- SEITENAUSZUG -
====
Mit lautem Donner zu kurz gesprungen

 Die 8. Novelle des Stasi-Unterlagen-Gesetzes

Johannes Beleites

Studienleiter, Evangelische Akademie Thüringen, Neudietendorf.

I.

Eigentlich ist es fast schon Routine. Alle paar Jahre geistert durch die Presse, dass das Stasi-Unterlagen-Gesetz (StUG) zum Jahresende auslaufe, es sei denn, der Bundestag sorge für eine Verlängerung. Auch in diesem Jahr konnte man diese Behauptung wiederholt finden, richtiger wurde sie dadurch keineswegs. Das StUG gilt natürlich auch über das Jahresende hinaus, es drohte ab 2012 weder die Vernichtung der Stasi-Akten noch die Auflösung der Gauck-/Birthler-/Jahn-Behörde. Einzig und allein die Möglichkeit der Überprüfung von Beamten und Mitarbeitern des öffentlichen Dienstes auf eine eventuelle frühere MfS-Tätigkeit ist befristet – hier steht regelmäßig eine Verlängerung an. Diese Verlängerung ist dann stets ein wenig umstritten, weniger hinsichtlich der neuen Frist als vielmehr hinsichtlich der Größe der überprüfbaren Personengruppen.
====
- BEREITGESTELLTES MATERIAL -
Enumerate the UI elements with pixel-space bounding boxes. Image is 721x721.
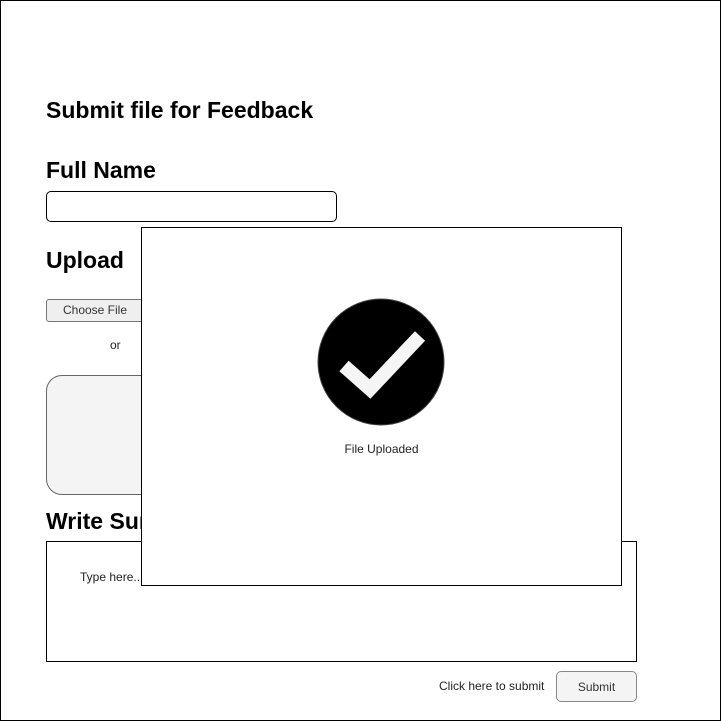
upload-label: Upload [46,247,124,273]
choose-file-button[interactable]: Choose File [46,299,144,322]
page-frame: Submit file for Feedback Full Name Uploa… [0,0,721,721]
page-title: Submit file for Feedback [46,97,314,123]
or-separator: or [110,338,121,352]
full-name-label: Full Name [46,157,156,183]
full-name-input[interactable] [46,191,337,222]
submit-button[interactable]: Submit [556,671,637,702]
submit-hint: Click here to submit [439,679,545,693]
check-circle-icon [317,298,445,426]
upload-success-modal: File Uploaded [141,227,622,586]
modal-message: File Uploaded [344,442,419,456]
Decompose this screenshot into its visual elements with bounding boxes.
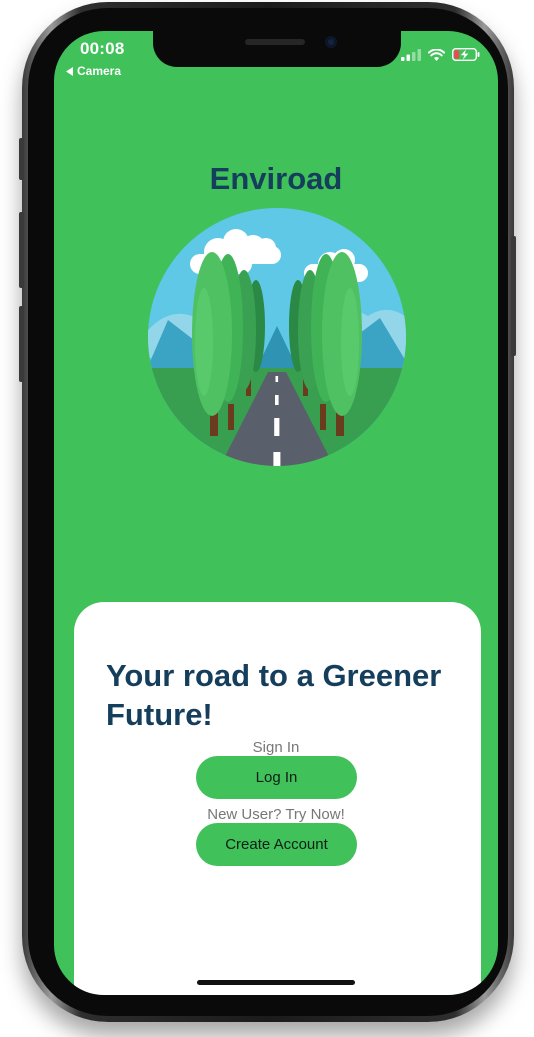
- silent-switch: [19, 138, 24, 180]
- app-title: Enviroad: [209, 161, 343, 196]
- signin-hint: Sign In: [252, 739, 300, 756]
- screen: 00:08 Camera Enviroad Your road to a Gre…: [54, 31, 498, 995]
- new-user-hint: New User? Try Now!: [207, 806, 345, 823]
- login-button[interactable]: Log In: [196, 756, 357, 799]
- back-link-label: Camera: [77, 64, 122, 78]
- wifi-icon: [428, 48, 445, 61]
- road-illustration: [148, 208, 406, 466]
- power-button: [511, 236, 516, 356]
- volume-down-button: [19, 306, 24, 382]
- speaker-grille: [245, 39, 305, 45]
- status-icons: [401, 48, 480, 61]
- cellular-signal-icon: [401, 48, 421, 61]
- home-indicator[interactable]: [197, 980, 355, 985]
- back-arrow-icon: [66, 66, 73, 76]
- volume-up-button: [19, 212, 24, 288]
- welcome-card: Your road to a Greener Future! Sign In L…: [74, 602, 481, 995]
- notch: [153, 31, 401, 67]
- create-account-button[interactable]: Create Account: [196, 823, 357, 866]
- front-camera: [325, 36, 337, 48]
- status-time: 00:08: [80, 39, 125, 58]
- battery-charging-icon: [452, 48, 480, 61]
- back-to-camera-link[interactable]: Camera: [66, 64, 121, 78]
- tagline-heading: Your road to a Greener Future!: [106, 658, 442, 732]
====
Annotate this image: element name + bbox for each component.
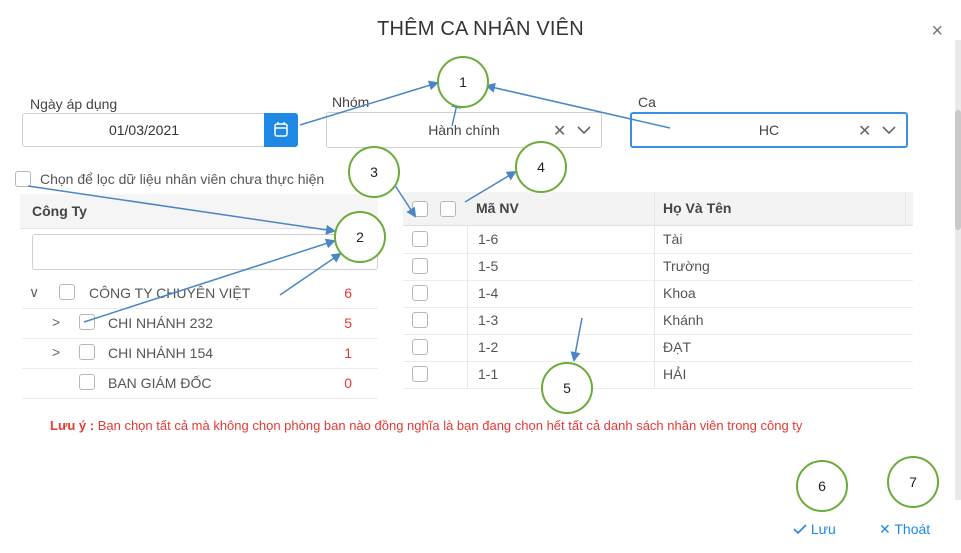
====
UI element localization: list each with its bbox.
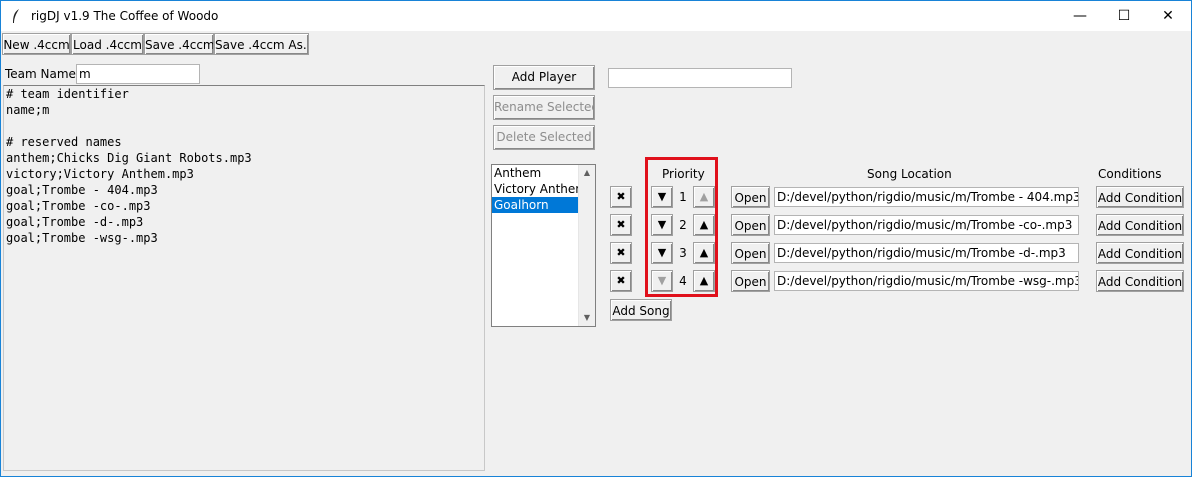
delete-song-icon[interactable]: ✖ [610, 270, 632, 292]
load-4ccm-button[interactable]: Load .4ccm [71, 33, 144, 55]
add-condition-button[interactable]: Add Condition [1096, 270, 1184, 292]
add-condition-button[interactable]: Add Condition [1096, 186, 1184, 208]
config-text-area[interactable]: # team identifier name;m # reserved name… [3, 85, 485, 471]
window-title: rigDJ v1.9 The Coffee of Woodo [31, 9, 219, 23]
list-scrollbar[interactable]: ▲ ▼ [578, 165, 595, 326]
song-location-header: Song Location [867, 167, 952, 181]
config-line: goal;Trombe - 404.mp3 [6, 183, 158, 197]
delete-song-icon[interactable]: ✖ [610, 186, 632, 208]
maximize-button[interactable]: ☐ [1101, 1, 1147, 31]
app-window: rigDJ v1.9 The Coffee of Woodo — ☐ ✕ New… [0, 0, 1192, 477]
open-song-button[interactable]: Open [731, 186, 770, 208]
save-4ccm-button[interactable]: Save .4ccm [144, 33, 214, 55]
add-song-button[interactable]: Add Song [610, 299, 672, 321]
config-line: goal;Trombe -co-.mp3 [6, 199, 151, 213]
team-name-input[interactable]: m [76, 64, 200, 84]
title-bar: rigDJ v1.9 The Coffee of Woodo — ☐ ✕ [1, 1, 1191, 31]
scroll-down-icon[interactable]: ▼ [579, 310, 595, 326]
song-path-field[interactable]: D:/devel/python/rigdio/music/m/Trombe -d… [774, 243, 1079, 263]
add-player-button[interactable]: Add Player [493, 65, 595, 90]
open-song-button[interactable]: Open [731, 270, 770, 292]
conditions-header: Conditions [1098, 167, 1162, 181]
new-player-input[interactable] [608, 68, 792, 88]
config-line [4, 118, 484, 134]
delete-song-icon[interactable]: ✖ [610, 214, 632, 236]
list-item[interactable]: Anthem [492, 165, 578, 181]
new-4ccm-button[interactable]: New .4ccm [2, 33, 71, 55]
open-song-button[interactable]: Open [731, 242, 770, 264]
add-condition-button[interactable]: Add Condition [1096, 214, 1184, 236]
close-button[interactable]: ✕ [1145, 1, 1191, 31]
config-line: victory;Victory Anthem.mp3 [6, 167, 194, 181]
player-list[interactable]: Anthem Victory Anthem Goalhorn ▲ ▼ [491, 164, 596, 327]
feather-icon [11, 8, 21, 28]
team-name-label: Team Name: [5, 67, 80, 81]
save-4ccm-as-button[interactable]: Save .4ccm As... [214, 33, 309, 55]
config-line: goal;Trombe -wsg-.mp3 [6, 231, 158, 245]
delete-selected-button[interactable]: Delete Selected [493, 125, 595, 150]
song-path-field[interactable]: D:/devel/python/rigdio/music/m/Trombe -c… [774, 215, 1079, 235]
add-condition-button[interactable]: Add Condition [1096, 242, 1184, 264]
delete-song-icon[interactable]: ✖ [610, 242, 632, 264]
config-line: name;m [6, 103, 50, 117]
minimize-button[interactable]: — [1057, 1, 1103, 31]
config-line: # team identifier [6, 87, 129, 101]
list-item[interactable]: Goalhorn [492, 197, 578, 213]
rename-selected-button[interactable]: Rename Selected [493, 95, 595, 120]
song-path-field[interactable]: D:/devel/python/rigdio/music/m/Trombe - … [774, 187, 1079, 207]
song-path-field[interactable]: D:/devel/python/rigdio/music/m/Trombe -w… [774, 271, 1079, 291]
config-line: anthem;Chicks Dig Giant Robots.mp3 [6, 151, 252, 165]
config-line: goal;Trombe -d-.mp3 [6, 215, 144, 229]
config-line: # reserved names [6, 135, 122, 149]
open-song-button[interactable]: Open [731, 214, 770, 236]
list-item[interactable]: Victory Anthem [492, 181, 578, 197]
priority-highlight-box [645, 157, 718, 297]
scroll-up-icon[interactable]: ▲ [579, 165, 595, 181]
====
- KURZE AUFGABE A -
Beantworte anhand des Seitenauszugs diese Fragen:
(i) Welche Funktion hat Johannes Beleites, und an welcher Einrichtung übt er sie aus?
(ii) Die wievielte Novelle des Stasi-Unterlagen-Gesetzes ist das Thema?
(iii) Welche Möglichkeit ist im Stasi-Unterlagen-Gesetz als einzige befristet?
- KURZE AUFGABE B -
Benenne im Seitenauszug „Studienleiter“ in „Referent“ um und gib alles von „Mit lautem Donner“ bis hinunter zu „Akademie Thüringen, Neudietendorf.“ wieder.
- KURZE AUFGABE C -
Fasse bitte den Absatz des Seitenauszugs, der mit „Eigentlich ist es fast schon Routine“ beginnt, als Stichpunktliste zusammen und behalte dabei seine wesentlichen Fakten bei.
Die Datensätze werden hier nicht benötigt.

- RICHTIGE ANTWORT A -
(i) Er ist Studienleiter an der Evangelischen Akademie Thüringen in Neudietendorf.
(ii) Die 8. Novelle.
(iii) Die Überprüfung von Beamten und Mitarbeitern des öffentlichen Dienstes auf eine eventuelle frühere MfS-Tätigkeit.

- RICHTIGE ANTWORT B -
Mit lautem Donner zu kurz gesprungen

 Die 8. Novelle des Stasi-Unterlagen-Gesetzes

Johannes Beleites

Referent, Evangelische Akademie Thüringen, Neudietendorf.

- RICHTIGE ANTWORT C -
- Alle paar Jahre heißt es in der Presse, das Stasi-Unterlagen-Gesetz (StUG) laufe zum Jahresende aus, wenn der Bundestag es nicht verlängere; auch in diesem Jahr war das zu lesen, doch die Behauptung ist falsch.
- Das StUG gilt über das Jahresende hinaus; ab 2012 drohten weder die Vernichtung der Stasi-Akten noch die Auflösung der Gauck-/Birthler-/Jahn-Behörde.
- Befristet ist nur die Möglichkeit, Beamte und Mitarbeiter des öffentlichen Dienstes auf eine eventuelle frühere MfS-Tätigkeit zu überprüfen; hier steht regelmäßig eine Verlängerung an.
- Umstritten ist dabei weniger die neue Frist als die Größe der überprüfbaren Personengruppen.